### Problem statement
Will you output all of the data below exactly, omitting the images?

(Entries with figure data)
====

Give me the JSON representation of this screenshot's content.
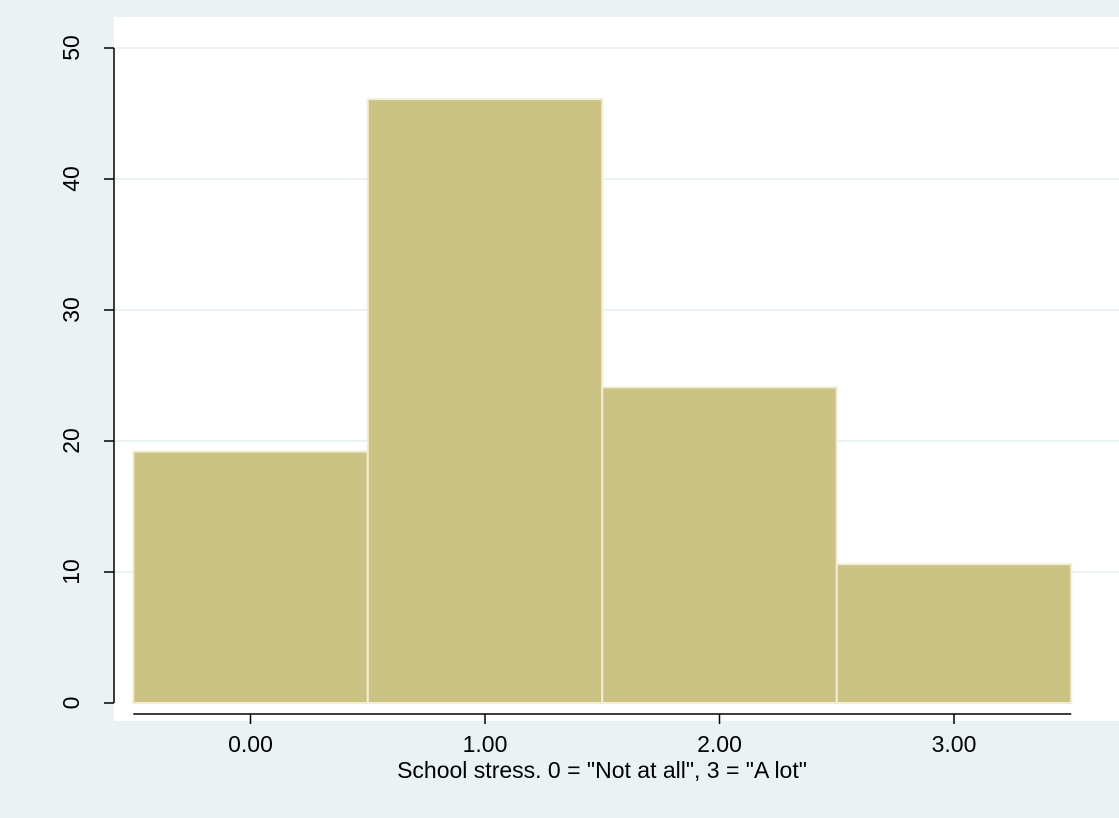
{
  "chart_data": {
    "type": "bar",
    "categories": [
      "0.00",
      "1.00",
      "2.00",
      "3.00"
    ],
    "x": [
      0,
      1,
      2,
      3
    ],
    "values": [
      19.2,
      46.1,
      24.1,
      10.6
    ],
    "xlabel": "School stress. 0 = \"Not at all\", 3 = \"A lot\"",
    "ylabel": "",
    "xlim": [
      -0.6,
      3.6
    ],
    "ylim": [
      0,
      50
    ],
    "yticks": [
      0,
      10,
      20,
      30,
      40,
      50
    ],
    "grid": true,
    "colors": {
      "bar_fill": "#ccc283",
      "bar_stroke": "#f2eed5",
      "page_background": "#eaf2f3",
      "plot_background": "#ffffff",
      "grid": "#eaf2f3",
      "axis": "#000000"
    }
  }
}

====

### Task solution
Give me the JSON representation of this screenshot's content.
{
  "chart_data": {
    "type": "bar",
    "categories": [
      "0.00",
      "1.00",
      "2.00",
      "3.00"
    ],
    "x": [
      0,
      1,
      2,
      3
    ],
    "values": [
      19.2,
      46.1,
      24.1,
      10.6
    ],
    "xlabel": "School stress. 0 = \"Not at all\", 3 = \"A lot\"",
    "ylabel": "",
    "xlim": [
      -0.6,
      3.6
    ],
    "ylim": [
      0,
      50
    ],
    "yticks": [
      0,
      10,
      20,
      30,
      40,
      50
    ],
    "grid": true,
    "colors": {
      "bar_fill": "#ccc283",
      "bar_stroke": "#f2eed5",
      "page_background": "#eaf2f3",
      "plot_background": "#ffffff",
      "grid": "#eaf2f3",
      "axis": "#000000"
    }
  }
}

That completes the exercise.